> **Your instructions**: Write out again only the lines running from the one that contains "Transcribe the text in this document." to the end of the records below, including both the first and the last.

> **The records**:

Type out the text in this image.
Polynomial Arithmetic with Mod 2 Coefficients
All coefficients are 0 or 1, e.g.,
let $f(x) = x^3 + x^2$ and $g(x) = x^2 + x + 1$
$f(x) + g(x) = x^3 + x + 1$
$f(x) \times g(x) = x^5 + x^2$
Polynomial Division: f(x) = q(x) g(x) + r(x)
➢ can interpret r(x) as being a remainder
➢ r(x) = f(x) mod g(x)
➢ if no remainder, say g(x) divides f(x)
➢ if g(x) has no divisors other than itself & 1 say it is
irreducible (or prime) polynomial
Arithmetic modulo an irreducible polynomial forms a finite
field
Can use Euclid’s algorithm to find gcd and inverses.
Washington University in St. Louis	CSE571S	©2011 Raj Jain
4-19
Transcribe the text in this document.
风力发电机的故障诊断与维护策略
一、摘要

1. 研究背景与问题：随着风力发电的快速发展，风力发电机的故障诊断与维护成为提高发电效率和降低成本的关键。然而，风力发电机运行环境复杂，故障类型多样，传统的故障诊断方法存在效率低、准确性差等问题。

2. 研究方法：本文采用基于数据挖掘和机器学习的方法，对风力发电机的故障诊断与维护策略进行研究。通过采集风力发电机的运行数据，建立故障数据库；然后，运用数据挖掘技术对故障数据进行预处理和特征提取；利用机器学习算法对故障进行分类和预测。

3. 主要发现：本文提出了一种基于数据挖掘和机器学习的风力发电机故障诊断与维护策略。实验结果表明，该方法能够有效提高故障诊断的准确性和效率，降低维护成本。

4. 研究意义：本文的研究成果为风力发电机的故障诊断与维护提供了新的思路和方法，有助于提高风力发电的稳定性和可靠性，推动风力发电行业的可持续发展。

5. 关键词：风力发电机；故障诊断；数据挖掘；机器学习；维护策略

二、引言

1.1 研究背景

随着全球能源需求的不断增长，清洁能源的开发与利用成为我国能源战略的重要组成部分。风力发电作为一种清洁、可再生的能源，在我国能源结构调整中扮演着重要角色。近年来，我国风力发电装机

> **Exercise output**:
Transcribe the text in this document.
风力发电机的故障诊断与维护策略
一、摘要

1. 研究背景与问题：随着风力发电的快速发展，风力发电机的故障诊断与维护成为提高发电效率和降低成本的关键。然而，风力发电机运行环境复杂，故障类型多样，传统的故障诊断方法存在效率低、准确性差等问题。

2. 研究方法：本文采用基于数据挖掘和机器学习的方法，对风力发电机的故障诊断与维护策略进行研究。通过采集风力发电机的运行数据，建立故障数据库；然后，运用数据挖掘技术对故障数据进行预处理和特征提取；利用机器学习算法对故障进行分类和预测。

3. 主要发现：本文提出了一种基于数据挖掘和机器学习的风力发电机故障诊断与维护策略。实验结果表明，该方法能够有效提高故障诊断的准确性和效率，降低维护成本。

4. 研究意义：本文的研究成果为风力发电机的故障诊断与维护提供了新的思路和方法，有助于提高风力发电的稳定性和可靠性，推动风力发电行业的可持续发展。

5. 关键词：风力发电机；故障诊断；数据挖掘；机器学习；维护策略

二、引言

1.1 研究背景

随着全球能源需求的不断增长，清洁能源的开发与利用成为我国能源战略的重要组成部分。风力发电作为一种清洁、可再生的能源，在我国能源结构调整中扮演着重要角色。近年来，我国风力发电装机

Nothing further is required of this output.